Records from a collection

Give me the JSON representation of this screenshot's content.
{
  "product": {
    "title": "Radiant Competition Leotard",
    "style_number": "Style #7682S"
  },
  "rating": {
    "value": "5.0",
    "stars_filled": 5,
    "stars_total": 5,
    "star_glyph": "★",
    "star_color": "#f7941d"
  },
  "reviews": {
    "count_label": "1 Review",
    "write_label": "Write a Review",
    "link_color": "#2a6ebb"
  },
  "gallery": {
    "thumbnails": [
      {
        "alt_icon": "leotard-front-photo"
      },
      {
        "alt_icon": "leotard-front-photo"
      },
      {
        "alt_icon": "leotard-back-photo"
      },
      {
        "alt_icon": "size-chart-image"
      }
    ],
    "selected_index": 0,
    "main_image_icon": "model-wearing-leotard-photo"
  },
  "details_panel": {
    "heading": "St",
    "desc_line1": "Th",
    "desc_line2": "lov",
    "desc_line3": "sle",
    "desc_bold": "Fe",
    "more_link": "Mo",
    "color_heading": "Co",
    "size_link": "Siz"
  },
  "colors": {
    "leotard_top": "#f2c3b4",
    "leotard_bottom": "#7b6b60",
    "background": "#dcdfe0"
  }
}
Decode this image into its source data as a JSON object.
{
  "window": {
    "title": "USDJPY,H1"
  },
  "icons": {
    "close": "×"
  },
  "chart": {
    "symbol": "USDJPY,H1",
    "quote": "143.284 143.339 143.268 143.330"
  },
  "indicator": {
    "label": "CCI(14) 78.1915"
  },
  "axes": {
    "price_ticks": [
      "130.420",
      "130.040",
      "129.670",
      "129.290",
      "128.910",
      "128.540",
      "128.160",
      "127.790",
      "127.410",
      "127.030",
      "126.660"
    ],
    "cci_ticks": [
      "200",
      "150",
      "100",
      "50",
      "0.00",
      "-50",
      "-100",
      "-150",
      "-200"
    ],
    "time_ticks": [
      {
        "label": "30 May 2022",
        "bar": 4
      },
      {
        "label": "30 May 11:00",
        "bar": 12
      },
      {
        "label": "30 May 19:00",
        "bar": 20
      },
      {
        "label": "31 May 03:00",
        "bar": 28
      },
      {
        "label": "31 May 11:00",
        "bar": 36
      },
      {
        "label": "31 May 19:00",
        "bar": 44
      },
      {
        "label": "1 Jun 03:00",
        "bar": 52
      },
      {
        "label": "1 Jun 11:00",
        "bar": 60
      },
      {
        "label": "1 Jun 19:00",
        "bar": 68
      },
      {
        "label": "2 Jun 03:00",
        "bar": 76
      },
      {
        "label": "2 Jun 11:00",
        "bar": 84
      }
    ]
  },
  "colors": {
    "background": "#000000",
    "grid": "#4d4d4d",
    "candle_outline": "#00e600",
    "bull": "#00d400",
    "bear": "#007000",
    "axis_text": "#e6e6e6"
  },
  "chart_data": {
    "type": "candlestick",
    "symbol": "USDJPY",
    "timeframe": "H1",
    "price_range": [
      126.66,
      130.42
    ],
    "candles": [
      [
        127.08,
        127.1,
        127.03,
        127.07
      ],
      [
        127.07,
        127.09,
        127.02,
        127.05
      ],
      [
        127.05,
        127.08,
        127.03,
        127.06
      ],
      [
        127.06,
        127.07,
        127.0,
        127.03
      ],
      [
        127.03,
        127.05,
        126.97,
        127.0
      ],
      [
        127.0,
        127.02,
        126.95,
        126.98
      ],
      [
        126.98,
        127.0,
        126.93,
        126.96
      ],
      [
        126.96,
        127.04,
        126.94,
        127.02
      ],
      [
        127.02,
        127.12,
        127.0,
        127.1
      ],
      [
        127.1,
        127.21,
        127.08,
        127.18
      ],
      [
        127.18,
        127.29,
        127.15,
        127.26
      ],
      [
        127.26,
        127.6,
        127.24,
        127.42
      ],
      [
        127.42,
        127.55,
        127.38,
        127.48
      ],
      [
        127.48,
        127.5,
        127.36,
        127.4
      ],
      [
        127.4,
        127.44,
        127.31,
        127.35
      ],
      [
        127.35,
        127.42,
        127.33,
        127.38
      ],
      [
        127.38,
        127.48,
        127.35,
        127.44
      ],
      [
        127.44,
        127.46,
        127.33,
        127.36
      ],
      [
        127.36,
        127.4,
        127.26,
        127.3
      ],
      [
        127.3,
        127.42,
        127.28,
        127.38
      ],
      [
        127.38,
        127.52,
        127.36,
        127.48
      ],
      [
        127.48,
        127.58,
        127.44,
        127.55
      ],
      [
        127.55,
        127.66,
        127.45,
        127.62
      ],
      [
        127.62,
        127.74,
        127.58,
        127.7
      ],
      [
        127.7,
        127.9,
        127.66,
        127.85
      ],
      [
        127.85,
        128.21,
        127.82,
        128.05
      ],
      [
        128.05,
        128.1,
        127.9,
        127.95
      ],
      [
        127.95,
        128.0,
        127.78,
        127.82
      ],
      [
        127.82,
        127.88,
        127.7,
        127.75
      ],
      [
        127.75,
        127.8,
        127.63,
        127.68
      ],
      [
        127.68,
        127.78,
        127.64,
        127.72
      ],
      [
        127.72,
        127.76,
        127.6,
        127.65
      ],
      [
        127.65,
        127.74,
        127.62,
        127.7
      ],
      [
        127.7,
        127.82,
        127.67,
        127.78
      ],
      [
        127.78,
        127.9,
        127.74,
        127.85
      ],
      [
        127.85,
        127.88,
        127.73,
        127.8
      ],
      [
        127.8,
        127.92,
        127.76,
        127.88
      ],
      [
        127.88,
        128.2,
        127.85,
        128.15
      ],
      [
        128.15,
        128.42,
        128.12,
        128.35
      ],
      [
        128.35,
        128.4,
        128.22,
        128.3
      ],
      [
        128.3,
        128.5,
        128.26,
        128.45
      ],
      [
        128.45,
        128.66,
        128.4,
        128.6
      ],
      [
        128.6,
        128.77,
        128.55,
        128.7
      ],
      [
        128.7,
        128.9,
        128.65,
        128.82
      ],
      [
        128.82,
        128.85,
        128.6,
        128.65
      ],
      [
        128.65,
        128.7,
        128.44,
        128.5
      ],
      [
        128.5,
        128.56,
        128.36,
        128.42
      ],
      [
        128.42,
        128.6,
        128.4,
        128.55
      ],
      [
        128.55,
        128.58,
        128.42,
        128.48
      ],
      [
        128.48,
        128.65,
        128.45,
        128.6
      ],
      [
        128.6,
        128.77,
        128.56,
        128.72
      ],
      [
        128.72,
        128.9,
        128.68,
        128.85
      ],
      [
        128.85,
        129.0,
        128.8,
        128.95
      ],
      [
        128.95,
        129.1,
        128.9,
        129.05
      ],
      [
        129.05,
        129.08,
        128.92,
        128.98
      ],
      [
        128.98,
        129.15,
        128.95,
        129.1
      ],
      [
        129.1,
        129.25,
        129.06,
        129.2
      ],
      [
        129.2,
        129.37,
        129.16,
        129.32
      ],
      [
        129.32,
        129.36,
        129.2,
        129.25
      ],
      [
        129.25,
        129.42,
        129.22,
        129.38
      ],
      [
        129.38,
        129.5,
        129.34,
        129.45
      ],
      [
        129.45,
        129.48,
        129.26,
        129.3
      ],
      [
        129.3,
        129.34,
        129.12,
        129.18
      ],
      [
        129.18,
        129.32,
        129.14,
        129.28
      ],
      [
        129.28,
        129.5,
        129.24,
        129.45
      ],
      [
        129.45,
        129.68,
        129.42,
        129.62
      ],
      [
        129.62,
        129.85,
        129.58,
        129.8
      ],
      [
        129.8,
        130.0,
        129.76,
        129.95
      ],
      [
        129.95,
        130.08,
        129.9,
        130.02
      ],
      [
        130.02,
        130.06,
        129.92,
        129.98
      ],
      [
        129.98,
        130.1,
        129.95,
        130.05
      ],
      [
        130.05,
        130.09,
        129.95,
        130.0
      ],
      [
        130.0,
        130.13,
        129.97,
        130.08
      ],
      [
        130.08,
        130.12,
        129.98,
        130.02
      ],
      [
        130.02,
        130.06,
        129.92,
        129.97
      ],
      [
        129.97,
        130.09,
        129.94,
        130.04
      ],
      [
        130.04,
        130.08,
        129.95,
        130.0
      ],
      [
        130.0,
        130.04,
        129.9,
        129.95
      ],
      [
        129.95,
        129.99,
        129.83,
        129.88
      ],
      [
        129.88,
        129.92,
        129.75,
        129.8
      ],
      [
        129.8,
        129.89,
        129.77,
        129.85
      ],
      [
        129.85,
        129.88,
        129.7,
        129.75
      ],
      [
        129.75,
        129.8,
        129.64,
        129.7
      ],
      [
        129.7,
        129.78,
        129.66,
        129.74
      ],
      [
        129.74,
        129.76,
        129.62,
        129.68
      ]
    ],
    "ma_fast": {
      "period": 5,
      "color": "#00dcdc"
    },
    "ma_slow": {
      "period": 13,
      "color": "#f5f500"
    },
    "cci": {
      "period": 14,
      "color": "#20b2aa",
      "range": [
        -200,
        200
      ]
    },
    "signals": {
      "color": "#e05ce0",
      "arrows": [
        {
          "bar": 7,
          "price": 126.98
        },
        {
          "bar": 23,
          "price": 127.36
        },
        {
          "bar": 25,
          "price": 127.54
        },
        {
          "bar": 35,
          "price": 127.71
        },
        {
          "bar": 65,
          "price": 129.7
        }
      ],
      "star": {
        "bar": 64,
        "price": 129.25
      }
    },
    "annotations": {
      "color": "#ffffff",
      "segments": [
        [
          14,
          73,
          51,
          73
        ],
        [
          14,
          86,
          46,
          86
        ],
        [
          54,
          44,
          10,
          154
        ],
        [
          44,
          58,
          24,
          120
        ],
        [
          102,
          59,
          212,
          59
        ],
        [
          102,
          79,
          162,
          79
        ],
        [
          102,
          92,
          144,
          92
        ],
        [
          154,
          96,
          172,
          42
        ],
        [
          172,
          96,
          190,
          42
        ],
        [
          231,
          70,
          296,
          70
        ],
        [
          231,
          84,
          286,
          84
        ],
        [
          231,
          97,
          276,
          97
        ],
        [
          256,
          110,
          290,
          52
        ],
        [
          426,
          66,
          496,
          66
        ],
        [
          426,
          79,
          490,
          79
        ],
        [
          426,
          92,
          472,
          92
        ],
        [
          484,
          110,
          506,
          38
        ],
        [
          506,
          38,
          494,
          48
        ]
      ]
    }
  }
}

▸ TASK BRIEF
Using the material above, gather every line that includes "this".

▸ TASK SOLUTION
Give me the JSON representation of this screenshot's content.
Decode this image into its source data as a JSON object.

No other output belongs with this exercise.